Task instructions:
Quote the listing below in its entirety, omitting every image.

Records excerpted from a collection:
:::::

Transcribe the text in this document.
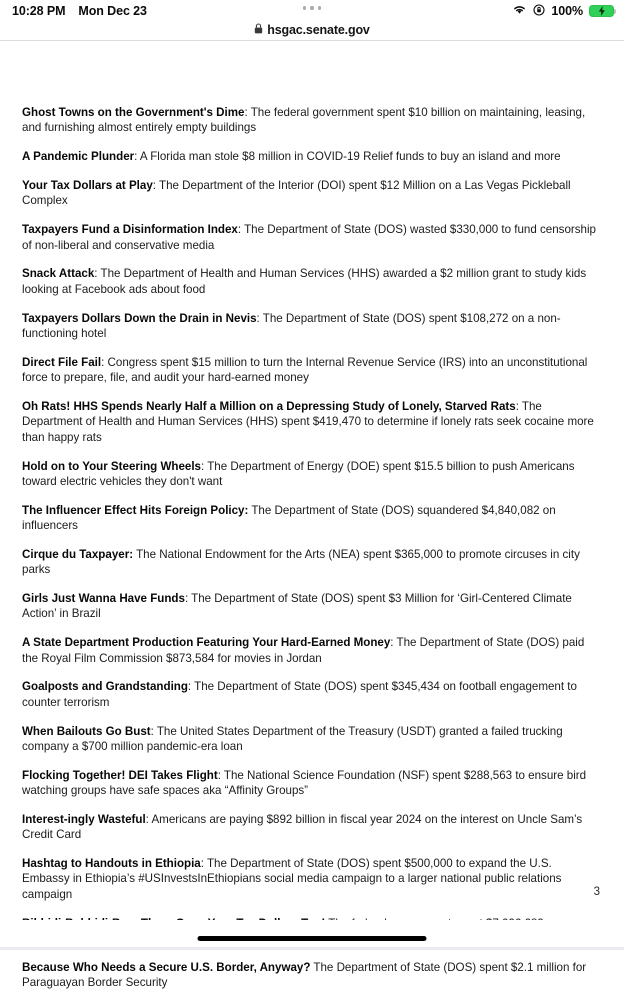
10:28 PM Mon Dec 23	100%
hsgac.senate.gov

Ghost Towns on the Government's Dime: The federal government spent $10 billion on maintaining, leasing, and furnishing almost entirely empty buildings

A Pandemic Plunder: A Florida man stole $8 million in COVID-19 Relief funds to buy an island and more

Your Tax Dollars at Play: The Department of the Interior (DOI) spent $12 Million on a Las Vegas Pickleball Complex

Taxpayers Fund a Disinformation Index: The Department of State (DOS) wasted $330,000 to fund censorship of non-liberal and conservative media

Snack Attack: The Department of Health and Human Services (HHS) awarded a $2 million grant to study kids looking at Facebook ads about food

Taxpayers Dollars Down the Drain in Nevis: The Department of State (DOS) spent $108,272 on a non-functioning hotel

Direct File Fail: Congress spent $15 million to turn the Internal Revenue Service (IRS) into an unconstitutional force to prepare, file, and audit your hard-earned money

Oh Rats! HHS Spends Nearly Half a Million on a Depressing Study of Lonely, Starved Rats: The Department of Health and Human Services (HHS) spent $419,470 to determine if lonely rats seek cocaine more than happy rats

Hold on to Your Steering Wheels: The Department of Energy (DOE) spent $15.5 billion to push Americans toward electric vehicles they don't want

The Influencer Effect Hits Foreign Policy: The Department of State (DOS) squandered $4,840,082 on influencers

Cirque du Taxpayer: The National Endowment for the Arts (NEA) spent $365,000 to promote circuses in city parks

Girls Just Wanna Have Funds: The Department of State (DOS) spent $3 Million for ‘Girl-Centered Climate Action’ in Brazil

A State Department Production Featuring Your Hard-Earned Money: The Department of State (DOS) paid the Royal Film Commission $873,584 for movies in Jordan

Goalposts and Grandstanding: The Department of State (DOS) spent $345,434 on football engagement to counter terrorism

When Bailouts Go Bust: The United States Department of the Treasury (USDT) granted a failed trucking company a $700 million pandemic-era loan

Flocking Together! DEI Takes Flight: The National Science Foundation (NSF) spent $288,563 to ensure bird watching groups have safe spaces aka “Affinity Groups”

Interest-ingly Wasteful: Americans are paying $892 billion in fiscal year 2024 on the interest on Uncle Sam’s Credit Card

Hashtag to Handouts in Ethiopia: The Department of State (DOS) spent $500,000 to expand the U.S. Embassy in Ethiopia’s #USInvestsInEthiopians social media campaign to a larger national public relations campaign

Because Who Needs a Secure U.S. Border, Anyway? The Department of State (DOS) spent $2.1 million for Paraguayan Border Security

3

:::::

Complete answer:
Transcribe the text in this document.
10:28 PM Mon Dec 23	100%
hsgac.senate.gov

Ghost Towns on the Government's Dime: The federal government spent $10 billion on maintaining, leasing, and furnishing almost entirely empty buildings

A Pandemic Plunder: A Florida man stole $8 million in COVID-19 Relief funds to buy an island and more

Your Tax Dollars at Play: The Department of the Interior (DOI) spent $12 Million on a Las Vegas Pickleball Complex

Taxpayers Fund a Disinformation Index: The Department of State (DOS) wasted $330,000 to fund censorship of non-liberal and conservative media

Snack Attack: The Department of Health and Human Services (HHS) awarded a $2 million grant to study kids looking at Facebook ads about food

Taxpayers Dollars Down the Drain in Nevis: The Department of State (DOS) spent $108,272 on a non-functioning hotel

Direct File Fail: Congress spent $15 million to turn the Internal Revenue Service (IRS) into an unconstitutional force to prepare, file, and audit your hard-earned money

Oh Rats! HHS Spends Nearly Half a Million on a Depressing Study of Lonely, Starved Rats: The Department of Health and Human Services (HHS) spent $419,470 to determine if lonely rats seek cocaine more than happy rats

Hold on to Your Steering Wheels: The Department of Energy (DOE) spent $15.5 billion to push Americans toward electric vehicles they don't want

The Influencer Effect Hits Foreign Policy: The Department of State (DOS) squandered $4,840,082 on influencers

Cirque du Taxpayer: The National Endowment for the Arts (NEA) spent $365,000 to promote circuses in city parks

Girls Just Wanna Have Funds: The Department of State (DOS) spent $3 Million for ‘Girl-Centered Climate Action’ in Brazil

A State Department Production Featuring Your Hard-Earned Money: The Department of State (DOS) paid the Royal Film Commission $873,584 for movies in Jordan

Goalposts and Grandstanding: The Department of State (DOS) spent $345,434 on football engagement to counter terrorism

When Bailouts Go Bust: The United States Department of the Treasury (USDT) granted a failed trucking company a $700 million pandemic-era loan

Flocking Together! DEI Takes Flight: The National Science Foundation (NSF) spent $288,563 to ensure bird watching groups have safe spaces aka “Affinity Groups”

Interest-ingly Wasteful: Americans are paying $892 billion in fiscal year 2024 on the interest on Uncle Sam’s Credit Card

Hashtag to Handouts in Ethiopia: The Department of State (DOS) spent $500,000 to expand the U.S. Embassy in Ethiopia’s #USInvestsInEthiopians social media campaign to a larger national public relations campaign

Because Who Needs a Secure U.S. Border, Anyway? The Department of State (DOS) spent $2.1 million for Paraguayan Border Security

3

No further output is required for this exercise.